## [Exercise description]
Reproduce every row below verbatim, leaving out the picture.
>> begin Information supplied
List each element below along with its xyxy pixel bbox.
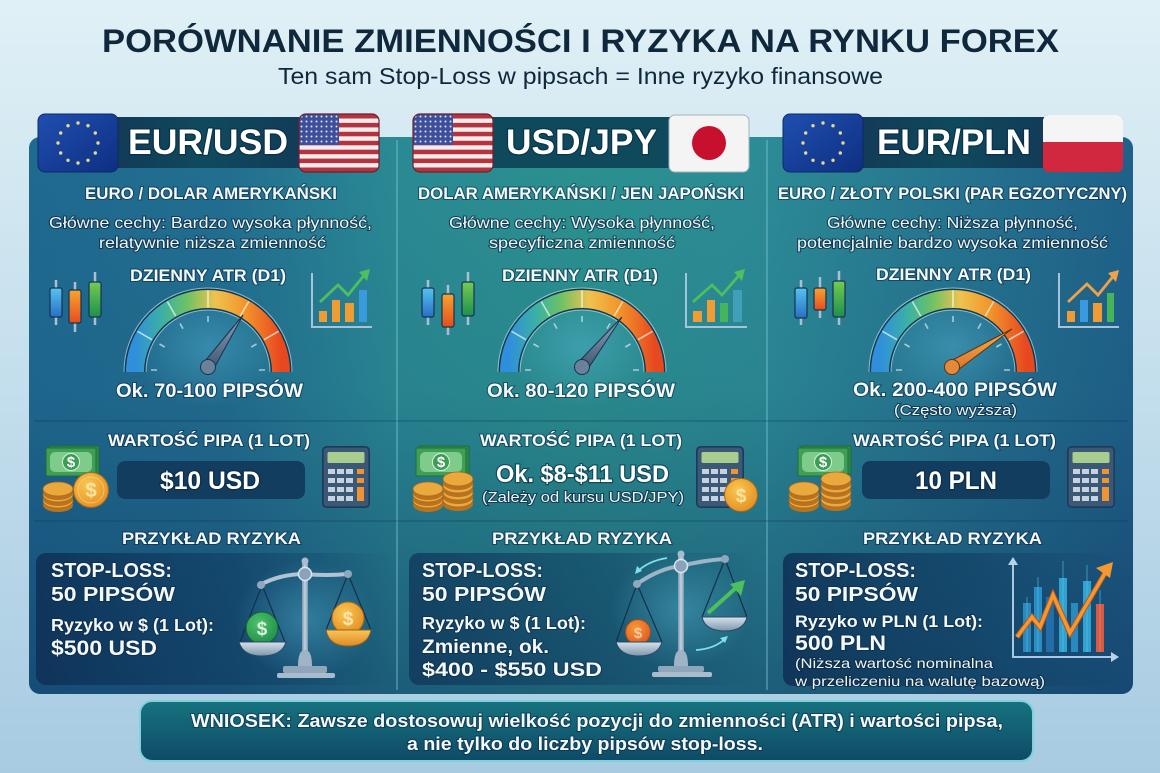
header: EUR/PLN: EUR/PLN (877, 123, 1031, 162)
icon: calculator with coin: $ (736, 486, 747, 507)
main features: relatywnie niższa zmienność (99, 235, 326, 252)
header: EUR/USD (38, 114, 379, 172)
heading: daily ATR: DZIENNY ATR (D1) (502, 267, 658, 285)
needle (574, 317, 622, 374)
panel: USD/JPY (409, 114, 759, 685)
conclusion box: a nie tylko do liczby pipsów stop-loss. (407, 733, 763, 754)
header: USD/JPY: USD/JPY (506, 123, 657, 162)
gauge: ATR (878, 287, 1028, 407)
icon: balanced scale: $ (257, 619, 268, 640)
main features: Główne cechy: Wysoka płynność, (449, 215, 715, 232)
icon: growth chart (1059, 270, 1119, 327)
icon: money and coins: $ (819, 454, 828, 471)
main features (49, 215, 372, 252)
pair name: EURO / ZŁOTY POLSKI (PAR EGZOTYCZNY) (778, 185, 1127, 203)
main features: Główne cechy: Niższa płynność, (827, 215, 1078, 232)
icon: balanced scale: $ (343, 609, 354, 630)
icon: candlesticks (50, 272, 101, 332)
pair name: DOLAR AMERYKAŃSKI / JEN JAPOŃSKI (418, 184, 744, 203)
pip value box: 10 PLN (915, 467, 997, 495)
heading: pip value: WARTOŚĆ PIPA (1 LOT) (853, 431, 1056, 450)
icon: calculator (1068, 447, 1114, 507)
heading: risk example: PRZYKŁAD RYZYKA (122, 530, 301, 548)
conclusion box (140, 701, 1033, 761)
panel: EUR/PLN (778, 114, 1128, 689)
risk example box (36, 553, 394, 685)
heading: pip value: WARTOŚĆ PIPA (1 LOT) (108, 431, 310, 450)
pip value box (117, 461, 305, 499)
pip value box (862, 461, 1050, 499)
heading: risk example: PRZYKŁAD RYZYKA (863, 530, 1042, 548)
ATR value: Ok. 80-120 PIPSÓW (487, 380, 675, 402)
risk example box: w przeliczeniu na walutę bazową) (794, 673, 1045, 689)
main features: Główne cechy: Bardzo wysoka płynność, (49, 215, 372, 232)
risk example box: 50 PIPSÓW (422, 582, 547, 606)
ATR value: Ok. 70-100 PIPSÓW (116, 380, 303, 402)
header: EUR/PLN (783, 114, 1123, 172)
icon: money and coins (43, 446, 108, 512)
ATR value: (Często wyższa) (894, 403, 1017, 419)
risk example box: STOP-LOSS: (795, 559, 916, 582)
risk example box: Zmienne, ok. (422, 636, 549, 658)
icon: money and coins (413, 446, 473, 512)
risk example box: $500 USD (51, 637, 157, 660)
pip value (482, 461, 684, 506)
main features: potencjalnie bardzo wysoka zmienność (797, 235, 1108, 252)
icon: growth chart (686, 269, 747, 327)
main features: specyficzna zmienność (489, 235, 675, 252)
pip value: Ok. $8-$11 USD (496, 461, 669, 488)
icon: money and coins: $ (67, 454, 76, 471)
risk example box: $400 - $550 USD (422, 659, 602, 681)
gauge: ATR (133, 287, 283, 407)
icon: candlesticks (795, 271, 845, 325)
icon: tilted scale: $ (634, 625, 643, 642)
gauge: ATR (507, 287, 657, 407)
icon: growth chart (312, 269, 372, 327)
icon: money and coins: $ (85, 480, 97, 502)
ATR value (853, 379, 1057, 419)
main features (797, 215, 1108, 252)
icon: volatile market chart (1008, 557, 1119, 662)
icon: calculator (323, 447, 369, 507)
icon: tilted scale (611, 550, 751, 677)
conclusion box: WNIOSEK: Zawsze dostosowuj wielkość pozycji do zmienności (ATR) i wartości pipsa, (191, 710, 1003, 731)
risk example box: (Niższa wartość nominalna (795, 655, 993, 671)
icon: money and coins (789, 446, 851, 512)
heading: risk example: PRZYKŁAD RYZYKA (492, 530, 672, 548)
heading: daily ATR: DZIENNY ATR (D1) (130, 267, 286, 285)
icon: balanced scale (235, 558, 375, 680)
header: EUR/USD: EUR/USD (128, 123, 288, 162)
pip value: (Zależy od kursu USD/JPY) (482, 490, 684, 506)
risk example box: Ryzyko w $ (1 Lot): (422, 613, 586, 633)
heading: daily ATR: DZIENNY ATR (D1) (876, 266, 1031, 284)
risk example box: 50 PIPSÓW (795, 582, 919, 606)
pair name: EURO / DOLAR AMERYKAŃSKI (85, 184, 337, 203)
icon: calculator with coin (697, 447, 758, 512)
risk example box: STOP-LOSS: (422, 559, 543, 582)
ATR value: Ok. 200-400 PIPSÓW (853, 379, 1057, 401)
needle (944, 329, 1012, 374)
header: USD/JPY (413, 114, 749, 172)
risk example box (409, 553, 759, 685)
heading: pip value: WARTOŚĆ PIPA (1 LOT) (480, 431, 682, 450)
risk example box (783, 553, 1128, 689)
main features (449, 215, 715, 252)
subtitle: Ten sam Stop-Loss w pipsach = Inne ryzyko finansowe (278, 63, 883, 89)
icon: candlesticks (422, 272, 474, 335)
risk example box: Ryzyko w PLN (1 Lot): (795, 612, 983, 631)
risk example box: 50 PIPSÓW (51, 582, 176, 606)
risk example box: STOP-LOSS: (51, 559, 172, 582)
needle (200, 315, 243, 374)
icon: money and coins: $ (437, 454, 446, 471)
risk example box: 500 PLN (795, 632, 886, 655)
pip value box: $10 USD (160, 467, 260, 495)
risk example box: Ryzyko w $ (1 Lot): (51, 615, 214, 635)
panel: EUR/USD (36, 114, 394, 685)
panel: comparison background (29, 137, 1133, 694)
title: PORÓWNANIE ZMIENNOŚCI I RYZYKA NA RYNKU FOREX (102, 23, 1060, 59)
>> end Information supplied
## [The result]
List each element below along with its xyxy pixel bbox.
header: EUR/PLN: EUR/PLN (877, 123, 1031, 162)
icon: calculator with coin: $ (736, 486, 747, 507)
main features: relatywnie niższa zmienność (99, 235, 326, 252)
header: EUR/USD (38, 114, 379, 172)
heading: daily ATR: DZIENNY ATR (D1) (502, 267, 658, 285)
needle (574, 317, 622, 374)
panel: USD/JPY (409, 114, 759, 685)
conclusion box: a nie tylko do liczby pipsów stop-loss. (407, 733, 763, 754)
header: USD/JPY: USD/JPY (506, 123, 657, 162)
gauge: ATR (878, 287, 1028, 407)
icon: balanced scale: $ (257, 619, 268, 640)
main features: Główne cechy: Wysoka płynność, (449, 215, 715, 232)
icon: growth chart (1059, 270, 1119, 327)
icon: money and coins: $ (819, 454, 828, 471)
main features (49, 215, 372, 252)
pair name: EURO / ZŁOTY POLSKI (PAR EGZOTYCZNY) (778, 185, 1127, 203)
main features: Główne cechy: Niższa płynność, (827, 215, 1078, 232)
icon: balanced scale: $ (343, 609, 354, 630)
icon: candlesticks (50, 272, 101, 332)
pair name: DOLAR AMERYKAŃSKI / JEN JAPOŃSKI (418, 184, 744, 203)
pip value box: 10 PLN (915, 467, 997, 495)
heading: pip value: WARTOŚĆ PIPA (1 LOT) (853, 431, 1056, 450)
icon: calculator (1068, 447, 1114, 507)
heading: risk example: PRZYKŁAD RYZYKA (122, 530, 301, 548)
conclusion box (140, 701, 1033, 761)
panel: EUR/PLN (778, 114, 1128, 689)
risk example box (36, 553, 394, 685)
heading: pip value: WARTOŚĆ PIPA (1 LOT) (108, 431, 310, 450)
pip value box (117, 461, 305, 499)
pip value box (862, 461, 1050, 499)
heading: risk example: PRZYKŁAD RYZYKA (863, 530, 1042, 548)
ATR value: Ok. 80-120 PIPSÓW (487, 380, 675, 402)
risk example box: w przeliczeniu na walutę bazową) (794, 673, 1045, 689)
main features: Główne cechy: Bardzo wysoka płynność, (49, 215, 372, 232)
risk example box: 50 PIPSÓW (422, 582, 547, 606)
ATR value: Ok. 70-100 PIPSÓW (116, 380, 303, 402)
header: EUR/PLN (783, 114, 1123, 172)
icon: money and coins (43, 446, 108, 512)
ATR value: (Często wyższa) (894, 403, 1017, 419)
risk example box: STOP-LOSS: (795, 559, 916, 582)
risk example box: Zmienne, ok. (422, 636, 549, 658)
icon: money and coins (413, 446, 473, 512)
risk example box: $500 USD (51, 637, 157, 660)
pip value (482, 461, 684, 506)
main features: potencjalnie bardzo wysoka zmienność (797, 235, 1108, 252)
icon: growth chart (686, 269, 747, 327)
main features: specyficzna zmienność (489, 235, 675, 252)
pip value: Ok. $8-$11 USD (496, 461, 669, 488)
icon: money and coins: $ (67, 454, 76, 471)
risk example box: $400 - $550 USD (422, 659, 602, 681)
gauge: ATR (133, 287, 283, 407)
icon: candlesticks (795, 271, 845, 325)
icon: tilted scale: $ (634, 625, 643, 642)
gauge: ATR (507, 287, 657, 407)
icon: growth chart (312, 269, 372, 327)
icon: money and coins: $ (85, 480, 97, 502)
ATR value (853, 379, 1057, 419)
main features (797, 215, 1108, 252)
icon: volatile market chart (1008, 557, 1119, 662)
icon: calculator (323, 447, 369, 507)
icon: tilted scale (611, 550, 751, 677)
conclusion box: WNIOSEK: Zawsze dostosowuj wielkość pozycji do zmienności (ATR) i wartości pipsa, (191, 710, 1003, 731)
risk example box: (Niższa wartość nominalna (795, 655, 993, 671)
icon: money and coins (789, 446, 851, 512)
heading: risk example: PRZYKŁAD RYZYKA (492, 530, 672, 548)
heading: daily ATR: DZIENNY ATR (D1) (130, 267, 286, 285)
icon: balanced scale (235, 558, 375, 680)
header: EUR/USD: EUR/USD (128, 123, 288, 162)
pip value: (Zależy od kursu USD/JPY) (482, 490, 684, 506)
risk example box: Ryzyko w $ (1 Lot): (422, 613, 586, 633)
heading: daily ATR: DZIENNY ATR (D1) (876, 266, 1031, 284)
risk example box: 50 PIPSÓW (795, 582, 919, 606)
pair name: EURO / DOLAR AMERYKAŃSKI (85, 184, 337, 203)
icon: calculator with coin (697, 447, 758, 512)
risk example box: STOP-LOSS: (422, 559, 543, 582)
ATR value: Ok. 200-400 PIPSÓW (853, 379, 1057, 401)
needle (944, 329, 1012, 374)
header: USD/JPY (413, 114, 749, 172)
risk example box (409, 553, 759, 685)
heading: pip value: WARTOŚĆ PIPA (1 LOT) (480, 431, 682, 450)
risk example box (783, 553, 1128, 689)
main features (449, 215, 715, 252)
subtitle: Ten sam Stop-Loss w pipsach = Inne ryzyko finansowe (278, 63, 883, 89)
icon: candlesticks (422, 272, 474, 335)
risk example box: Ryzyko w PLN (1 Lot): (795, 612, 983, 631)
risk example box: 50 PIPSÓW (51, 582, 176, 606)
risk example box: STOP-LOSS: (51, 559, 172, 582)
needle (200, 315, 243, 374)
icon: money and coins: $ (437, 454, 446, 471)
risk example box: 500 PLN (795, 632, 886, 655)
pip value box: $10 USD (160, 467, 260, 495)
risk example box: Ryzyko w $ (1 Lot): (51, 615, 214, 635)
panel: EUR/USD (36, 114, 394, 685)
panel: comparison background (29, 137, 1133, 694)
title: PORÓWNANIE ZMIENNOŚCI I RYZYKA NA RYNKU FOREX (102, 23, 1060, 59)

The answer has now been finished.